BEGIN SELECTED PASSAGE

Monday, September 27, 2010

New wiretap Bill


It appears the Obama administration is attempting to expand (or simply renew, depending on who's view you read) the government's ability to listen in on communications. It seems the law enforcement agencies are getting feeling left-out in the age of TCP/IP based communications. While their power currently gives them the authority to monitor internet traffic, the new age of readily available and virtually uncrackable encryption protocols has the security agencies in a tizzy.

If I follow their argument correctly, they would require communications companies (which is only loosely defined at the moment) to have backdoors into the encryption algorithms that they use to protect customer data. This would give law enforcement a way to quickly eavesdrop on communications being sent by a party. Allegedly they would still need a warrant and everything to carry out these wiretaps.

As an initiate in the field of computer security I have a few REALLY big problems with this plan.

First, obviously, a potential invasion of personal privacy. Supporters may say "but they already have the ability to wiretap which seems pretty legit" and it does to a point. But the fact of the matter is wiretapping a person's phone takes a little more than decrypting messages; it requires hardware to be installed, bugs to be placed, personnel to be positioned, etc. These extra measures makes it prohibitively expensive to perform a phone wiretap on anyone except those you have reasonable suspicion against. Having a back door to an encryption algorithm would, in theory, allow one guy with a warrant and a laptop to go to a ISP network hub and listen to any transmission over that line. Would they, maybe-maybe not, but it would potentially give them the ability, with appropriate legislation, to screen all private, encrypted transmissions for keywords or suspicious activity.

END SELECTED PASSAGE
BEGIN DATA UNDER STUDY

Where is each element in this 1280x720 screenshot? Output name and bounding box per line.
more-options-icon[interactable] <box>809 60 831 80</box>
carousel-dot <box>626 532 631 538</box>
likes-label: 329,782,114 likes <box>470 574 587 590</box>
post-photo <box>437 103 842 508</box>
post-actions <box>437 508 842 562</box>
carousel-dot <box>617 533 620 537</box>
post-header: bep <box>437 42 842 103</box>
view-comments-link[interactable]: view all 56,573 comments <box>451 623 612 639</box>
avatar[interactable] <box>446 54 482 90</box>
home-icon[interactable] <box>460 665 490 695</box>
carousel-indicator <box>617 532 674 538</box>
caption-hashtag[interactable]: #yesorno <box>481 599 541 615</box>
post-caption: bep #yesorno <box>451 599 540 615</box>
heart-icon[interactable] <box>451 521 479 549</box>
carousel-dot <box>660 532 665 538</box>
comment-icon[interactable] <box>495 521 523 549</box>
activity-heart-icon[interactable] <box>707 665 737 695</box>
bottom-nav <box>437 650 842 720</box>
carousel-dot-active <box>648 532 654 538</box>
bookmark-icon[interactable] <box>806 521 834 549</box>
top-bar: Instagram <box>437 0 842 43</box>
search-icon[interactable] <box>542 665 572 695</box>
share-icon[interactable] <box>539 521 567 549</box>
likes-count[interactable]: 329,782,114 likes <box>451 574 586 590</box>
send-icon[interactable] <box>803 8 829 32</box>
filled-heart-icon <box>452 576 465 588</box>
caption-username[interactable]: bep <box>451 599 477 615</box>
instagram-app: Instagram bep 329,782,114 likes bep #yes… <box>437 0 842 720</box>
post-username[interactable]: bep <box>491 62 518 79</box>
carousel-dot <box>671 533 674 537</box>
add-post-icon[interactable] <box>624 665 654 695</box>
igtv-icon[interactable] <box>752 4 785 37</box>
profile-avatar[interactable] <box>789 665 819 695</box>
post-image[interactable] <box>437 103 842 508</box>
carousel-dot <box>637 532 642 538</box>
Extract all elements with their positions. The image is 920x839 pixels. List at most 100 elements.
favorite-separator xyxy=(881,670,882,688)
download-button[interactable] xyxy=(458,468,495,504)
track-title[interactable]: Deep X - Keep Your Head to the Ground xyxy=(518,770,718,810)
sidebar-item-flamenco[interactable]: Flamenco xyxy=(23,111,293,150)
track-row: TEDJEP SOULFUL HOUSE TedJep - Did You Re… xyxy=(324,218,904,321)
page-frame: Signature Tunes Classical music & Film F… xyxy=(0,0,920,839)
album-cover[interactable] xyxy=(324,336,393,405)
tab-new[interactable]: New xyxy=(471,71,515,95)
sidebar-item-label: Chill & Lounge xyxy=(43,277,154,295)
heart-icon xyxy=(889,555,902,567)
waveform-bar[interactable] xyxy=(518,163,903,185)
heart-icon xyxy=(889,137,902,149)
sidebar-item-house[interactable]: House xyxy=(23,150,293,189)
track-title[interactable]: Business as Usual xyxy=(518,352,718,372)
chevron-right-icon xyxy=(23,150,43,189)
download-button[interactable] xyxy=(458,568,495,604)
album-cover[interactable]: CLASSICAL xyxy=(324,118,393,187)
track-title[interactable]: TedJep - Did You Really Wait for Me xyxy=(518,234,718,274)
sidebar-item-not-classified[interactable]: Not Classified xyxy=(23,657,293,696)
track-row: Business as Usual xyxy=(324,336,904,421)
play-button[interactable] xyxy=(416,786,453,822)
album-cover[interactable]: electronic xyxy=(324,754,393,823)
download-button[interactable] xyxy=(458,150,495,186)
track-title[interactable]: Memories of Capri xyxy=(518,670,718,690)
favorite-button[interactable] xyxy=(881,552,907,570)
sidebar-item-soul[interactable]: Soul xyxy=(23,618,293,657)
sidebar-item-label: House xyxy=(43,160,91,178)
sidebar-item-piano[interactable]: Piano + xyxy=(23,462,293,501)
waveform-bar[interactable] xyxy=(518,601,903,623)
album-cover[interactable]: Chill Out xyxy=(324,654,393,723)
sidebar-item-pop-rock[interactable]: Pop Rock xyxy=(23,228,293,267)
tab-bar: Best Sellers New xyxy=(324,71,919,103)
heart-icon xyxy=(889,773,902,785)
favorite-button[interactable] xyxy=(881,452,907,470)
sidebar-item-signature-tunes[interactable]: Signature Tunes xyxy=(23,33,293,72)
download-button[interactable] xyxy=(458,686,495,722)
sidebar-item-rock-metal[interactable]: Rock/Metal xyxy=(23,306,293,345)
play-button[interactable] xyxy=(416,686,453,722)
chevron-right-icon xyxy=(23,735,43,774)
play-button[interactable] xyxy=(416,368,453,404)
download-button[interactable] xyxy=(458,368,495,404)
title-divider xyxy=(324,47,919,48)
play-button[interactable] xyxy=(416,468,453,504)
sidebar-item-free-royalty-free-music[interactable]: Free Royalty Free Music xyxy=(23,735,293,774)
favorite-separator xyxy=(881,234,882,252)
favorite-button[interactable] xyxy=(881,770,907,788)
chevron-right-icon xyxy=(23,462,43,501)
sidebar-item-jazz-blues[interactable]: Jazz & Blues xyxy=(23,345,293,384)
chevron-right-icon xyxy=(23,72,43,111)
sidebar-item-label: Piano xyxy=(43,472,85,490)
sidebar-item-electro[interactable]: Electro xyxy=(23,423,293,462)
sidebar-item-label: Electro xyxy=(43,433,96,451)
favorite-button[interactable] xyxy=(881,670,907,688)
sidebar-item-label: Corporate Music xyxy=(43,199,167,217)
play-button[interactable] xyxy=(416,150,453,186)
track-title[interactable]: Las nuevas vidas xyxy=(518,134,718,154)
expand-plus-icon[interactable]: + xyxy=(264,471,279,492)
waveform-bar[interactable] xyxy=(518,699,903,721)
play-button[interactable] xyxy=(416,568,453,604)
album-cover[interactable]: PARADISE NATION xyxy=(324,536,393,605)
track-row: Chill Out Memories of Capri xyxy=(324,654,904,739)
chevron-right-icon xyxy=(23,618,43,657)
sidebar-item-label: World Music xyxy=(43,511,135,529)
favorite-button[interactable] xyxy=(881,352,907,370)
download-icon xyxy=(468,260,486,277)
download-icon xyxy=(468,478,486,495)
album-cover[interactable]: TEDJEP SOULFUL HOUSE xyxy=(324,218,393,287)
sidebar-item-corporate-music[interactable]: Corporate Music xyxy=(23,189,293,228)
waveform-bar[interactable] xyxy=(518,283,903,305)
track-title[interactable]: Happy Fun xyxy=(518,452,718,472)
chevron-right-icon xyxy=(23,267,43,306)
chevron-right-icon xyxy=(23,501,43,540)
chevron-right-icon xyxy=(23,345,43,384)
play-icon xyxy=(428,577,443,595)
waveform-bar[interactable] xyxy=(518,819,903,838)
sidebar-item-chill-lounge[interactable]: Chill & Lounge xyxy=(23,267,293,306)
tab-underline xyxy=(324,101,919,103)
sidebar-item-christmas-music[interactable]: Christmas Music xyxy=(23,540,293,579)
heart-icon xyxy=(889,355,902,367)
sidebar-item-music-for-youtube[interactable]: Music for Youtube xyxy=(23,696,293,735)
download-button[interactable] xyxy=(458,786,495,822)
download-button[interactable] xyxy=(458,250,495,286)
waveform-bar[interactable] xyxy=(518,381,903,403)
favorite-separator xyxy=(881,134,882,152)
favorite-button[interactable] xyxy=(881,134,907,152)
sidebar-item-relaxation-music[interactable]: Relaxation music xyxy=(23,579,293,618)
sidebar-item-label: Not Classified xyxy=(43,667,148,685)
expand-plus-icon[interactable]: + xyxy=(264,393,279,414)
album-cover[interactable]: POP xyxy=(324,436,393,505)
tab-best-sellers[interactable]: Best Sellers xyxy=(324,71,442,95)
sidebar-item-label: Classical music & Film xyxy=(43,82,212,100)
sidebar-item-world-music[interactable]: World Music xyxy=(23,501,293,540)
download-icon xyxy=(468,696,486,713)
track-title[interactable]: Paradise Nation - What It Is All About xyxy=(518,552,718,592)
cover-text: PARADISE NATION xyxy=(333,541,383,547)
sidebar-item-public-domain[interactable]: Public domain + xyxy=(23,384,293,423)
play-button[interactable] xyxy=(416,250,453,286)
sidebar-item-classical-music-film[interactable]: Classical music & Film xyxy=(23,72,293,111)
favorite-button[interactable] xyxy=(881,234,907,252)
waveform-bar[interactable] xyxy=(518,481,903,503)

END DATA UNDER STUDY

> _YOUR ASSIGNMENT_
In the post on the new wiretap bill, what would communications companies be required to have?

> _ANSWER BOX_
Backdoors into the encryption algorithms they use to protect customer data.